**TO DO:**
All entries below need to be written out exactly, but without their pictures.
* START RECORDS SUPPLIED *
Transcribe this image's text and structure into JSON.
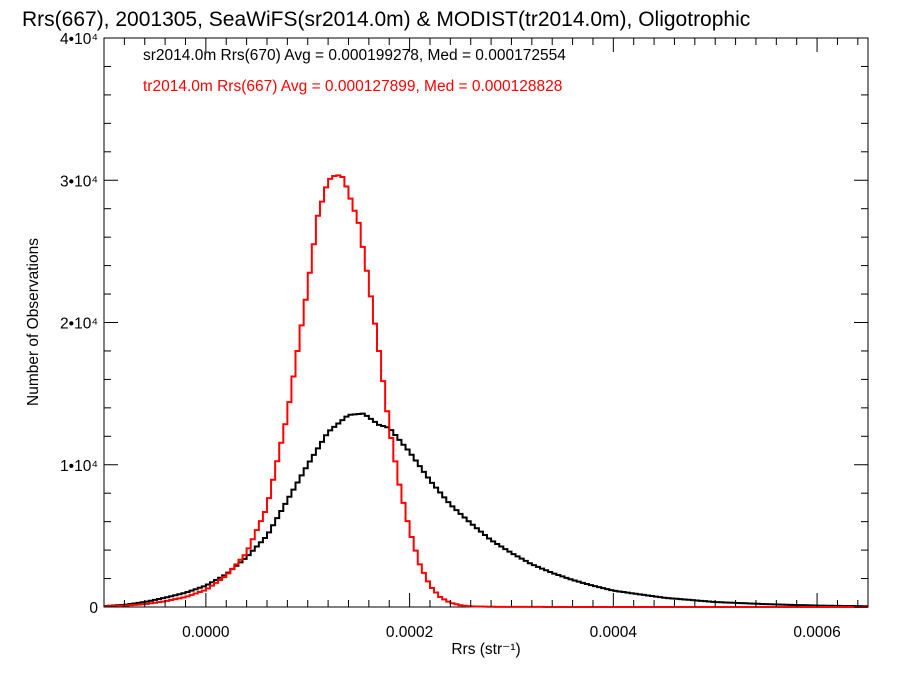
{
  "chart_data": {
    "type": "histogram",
    "title": "Rrs(667), 2001305, SeaWiFS(sr2014.0m) & MODIST(tr2014.0m), Oligotrophic",
    "xlabel": "Rrs (str⁻¹)",
    "ylabel": "Number of Observations",
    "xlim": [
      -0.0001,
      0.00065
    ],
    "ylim": [
      0,
      40000
    ],
    "x_ticks": [
      {
        "value": 0.0,
        "label": "0.0000"
      },
      {
        "value": 0.0002,
        "label": "0.0002"
      },
      {
        "value": 0.0004,
        "label": "0.0004"
      },
      {
        "value": 0.0006,
        "label": "0.0006"
      }
    ],
    "y_ticks": [
      {
        "value": 0,
        "label": "0"
      },
      {
        "value": 10000,
        "label": "1•10⁴"
      },
      {
        "value": 20000,
        "label": "2•10⁴"
      },
      {
        "value": 30000,
        "label": "3•10⁴"
      },
      {
        "value": 40000,
        "label": "4•10⁴"
      }
    ],
    "grid": false,
    "legend_position": "top-left",
    "series": [
      {
        "name": "sr2014.0m Rrs(670)",
        "legend_text": "sr2014.0m Rrs(670) Avg = 0.000199278, Med = 0.000172554",
        "color": "#000000",
        "points": [
          [
            -0.0001,
            60
          ],
          [
            -8e-05,
            150
          ],
          [
            -6e-05,
            350
          ],
          [
            -4e-05,
            650
          ],
          [
            -2e-05,
            1000
          ],
          [
            0.0,
            1500
          ],
          [
            2e-05,
            2300
          ],
          [
            4e-05,
            3500
          ],
          [
            6e-05,
            5000
          ],
          [
            8e-05,
            7500
          ],
          [
            0.0001,
            10000
          ],
          [
            0.00012,
            12300
          ],
          [
            0.00014,
            13500
          ],
          [
            0.000155,
            13600
          ],
          [
            0.00017,
            12800
          ],
          [
            0.00018,
            12600
          ],
          [
            0.0002,
            10900
          ],
          [
            0.00022,
            8900
          ],
          [
            0.00024,
            7200
          ],
          [
            0.00026,
            5900
          ],
          [
            0.00028,
            4700
          ],
          [
            0.0003,
            3800
          ],
          [
            0.00032,
            3000
          ],
          [
            0.00034,
            2400
          ],
          [
            0.00036,
            1900
          ],
          [
            0.00038,
            1500
          ],
          [
            0.0004,
            1150
          ],
          [
            0.00045,
            650
          ],
          [
            0.0005,
            350
          ],
          [
            0.00055,
            200
          ],
          [
            0.0006,
            100
          ],
          [
            0.00065,
            50
          ]
        ]
      },
      {
        "name": "tr2014.0m Rrs(667)",
        "legend_text": "tr2014.0m Rrs(667) Avg = 0.000127899, Med = 0.000128828",
        "color": "#ff0000",
        "points": [
          [
            -0.0001,
            40
          ],
          [
            -8e-05,
            100
          ],
          [
            -6e-05,
            200
          ],
          [
            -4e-05,
            400
          ],
          [
            -2e-05,
            700
          ],
          [
            0.0,
            1200
          ],
          [
            2e-05,
            2200
          ],
          [
            4e-05,
            3800
          ],
          [
            6e-05,
            7000
          ],
          [
            8e-05,
            13500
          ],
          [
            0.0001,
            22500
          ],
          [
            0.00011,
            27500
          ],
          [
            0.00012,
            30000
          ],
          [
            0.000128,
            30400
          ],
          [
            0.000135,
            30200
          ],
          [
            0.00015,
            27000
          ],
          [
            0.00016,
            22800
          ],
          [
            0.00017,
            18000
          ],
          [
            0.00018,
            12700
          ],
          [
            0.00019,
            8600
          ],
          [
            0.0002,
            5400
          ],
          [
            0.00021,
            3000
          ],
          [
            0.00022,
            1500
          ],
          [
            0.00023,
            700
          ],
          [
            0.00024,
            300
          ],
          [
            0.00025,
            120
          ],
          [
            0.00026,
            50
          ],
          [
            0.00028,
            15
          ],
          [
            0.0003,
            5
          ],
          [
            0.00065,
            0
          ]
        ]
      }
    ]
  }
}
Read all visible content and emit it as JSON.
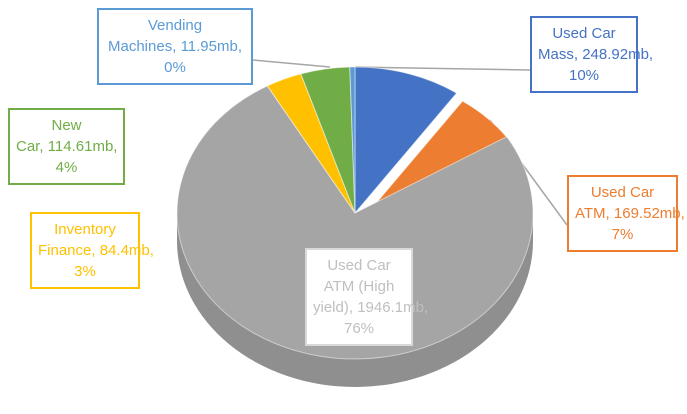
{
  "chart_data": {
    "type": "pie3d",
    "categories": [
      "Used Car Mass,",
      "Used Car ATM,",
      "Used Car ATM (High yield),",
      "Inventory Finance,",
      "New Car,",
      "Vending Machines,"
    ],
    "values": [
      248.92,
      169.52,
      1946.1,
      84.4,
      114.61,
      11.95
    ],
    "value_labels": [
      "248.92mb, 10%",
      "169.52mb, 7%",
      "1946.1mb, 76%",
      "84.4mb, 3%",
      "114.61mb, 4%",
      "11.95mb, 0%"
    ],
    "colors": [
      "#4472c4",
      "#ed7d31",
      "#a5a5a5",
      "#ffc000",
      "#70ad47",
      "#5b9bd5"
    ]
  }
}
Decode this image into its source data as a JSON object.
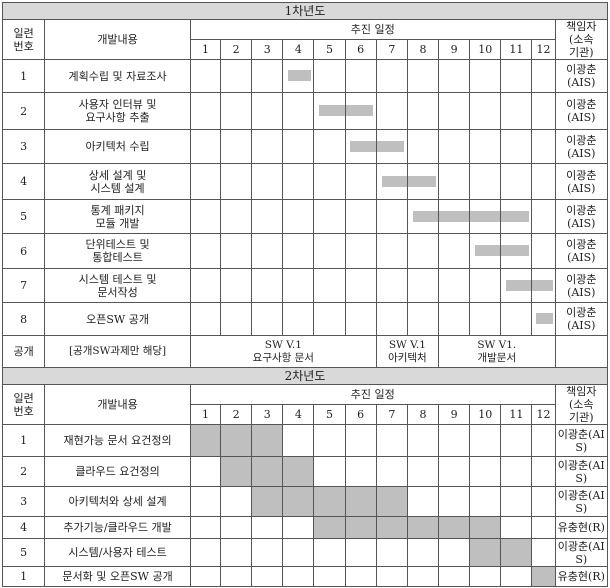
* END RECORDS SUPPLIED *
**COMPLETED EXERCISE:**
Transcribe this image's text and structure into JSON.
{
  "chart_data": {
    "type": "histogram",
    "title": "Rrs(667), 2001305, SeaWiFS(sr2014.0m) & MODIST(tr2014.0m), Oligotrophic",
    "xlabel": "Rrs (str⁻¹)",
    "ylabel": "Number of Observations",
    "xlim": [
      -0.0001,
      0.00065
    ],
    "ylim": [
      0,
      40000
    ],
    "x_ticks": [
      {
        "value": 0.0,
        "label": "0.0000"
      },
      {
        "value": 0.0002,
        "label": "0.0002"
      },
      {
        "value": 0.0004,
        "label": "0.0004"
      },
      {
        "value": 0.0006,
        "label": "0.0006"
      }
    ],
    "y_ticks": [
      {
        "value": 0,
        "label": "0"
      },
      {
        "value": 10000,
        "label": "1•10⁴"
      },
      {
        "value": 20000,
        "label": "2•10⁴"
      },
      {
        "value": 30000,
        "label": "3•10⁴"
      },
      {
        "value": 40000,
        "label": "4•10⁴"
      }
    ],
    "grid": false,
    "legend_position": "top-left",
    "series": [
      {
        "name": "sr2014.0m Rrs(670)",
        "legend_text": "sr2014.0m Rrs(670) Avg = 0.000199278, Med = 0.000172554",
        "color": "#000000",
        "points": [
          [
            -0.0001,
            60
          ],
          [
            -8e-05,
            150
          ],
          [
            -6e-05,
            350
          ],
          [
            -4e-05,
            650
          ],
          [
            -2e-05,
            1000
          ],
          [
            0.0,
            1500
          ],
          [
            2e-05,
            2300
          ],
          [
            4e-05,
            3500
          ],
          [
            6e-05,
            5000
          ],
          [
            8e-05,
            7500
          ],
          [
            0.0001,
            10000
          ],
          [
            0.00012,
            12300
          ],
          [
            0.00014,
            13500
          ],
          [
            0.000155,
            13600
          ],
          [
            0.00017,
            12800
          ],
          [
            0.00018,
            12600
          ],
          [
            0.0002,
            10900
          ],
          [
            0.00022,
            8900
          ],
          [
            0.00024,
            7200
          ],
          [
            0.00026,
            5900
          ],
          [
            0.00028,
            4700
          ],
          [
            0.0003,
            3800
          ],
          [
            0.00032,
            3000
          ],
          [
            0.00034,
            2400
          ],
          [
            0.00036,
            1900
          ],
          [
            0.00038,
            1500
          ],
          [
            0.0004,
            1150
          ],
          [
            0.00045,
            650
          ],
          [
            0.0005,
            350
          ],
          [
            0.00055,
            200
          ],
          [
            0.0006,
            100
          ],
          [
            0.00065,
            50
          ]
        ]
      },
      {
        "name": "tr2014.0m Rrs(667)",
        "legend_text": "tr2014.0m Rrs(667) Avg = 0.000127899, Med = 0.000128828",
        "color": "#ff0000",
        "points": [
          [
            -0.0001,
            40
          ],
          [
            -8e-05,
            100
          ],
          [
            -6e-05,
            200
          ],
          [
            -4e-05,
            400
          ],
          [
            -2e-05,
            700
          ],
          [
            0.0,
            1200
          ],
          [
            2e-05,
            2200
          ],
          [
            4e-05,
            3800
          ],
          [
            6e-05,
            7000
          ],
          [
            8e-05,
            13500
          ],
          [
            0.0001,
            22500
          ],
          [
            0.00011,
            27500
          ],
          [
            0.00012,
            30000
          ],
          [
            0.000128,
            30400
          ],
          [
            0.000135,
            30200
          ],
          [
            0.00015,
            27000
          ],
          [
            0.00016,
            22800
          ],
          [
            0.00017,
            18000
          ],
          [
            0.00018,
            12700
          ],
          [
            0.00019,
            8600
          ],
          [
            0.0002,
            5400
          ],
          [
            0.00021,
            3000
          ],
          [
            0.00022,
            1500
          ],
          [
            0.00023,
            700
          ],
          [
            0.00024,
            300
          ],
          [
            0.00025,
            120
          ],
          [
            0.00026,
            50
          ],
          [
            0.00028,
            15
          ],
          [
            0.0003,
            5
          ],
          [
            0.00065,
            0
          ]
        ]
      }
    ]
  }
}
Read all visible content and emit it as JSON.
{
  "chart_data": {
    "type": "pie3d",
    "categories": [
      "Used Car Mass,",
      "Used Car ATM,",
      "Used Car ATM (High yield),",
      "Inventory Finance,",
      "New Car,",
      "Vending Machines,"
    ],
    "values": [
      248.92,
      169.52,
      1946.1,
      84.4,
      114.61,
      11.95
    ],
    "value_labels": [
      "248.92mb, 10%",
      "169.52mb, 7%",
      "1946.1mb, 76%",
      "84.4mb, 3%",
      "114.61mb, 4%",
      "11.95mb, 0%"
    ],
    "colors": [
      "#4472c4",
      "#ed7d31",
      "#a5a5a5",
      "#ffc000",
      "#70ad47",
      "#5b9bd5"
    ]
  }
}
Decode this image into its source data as a JSON object.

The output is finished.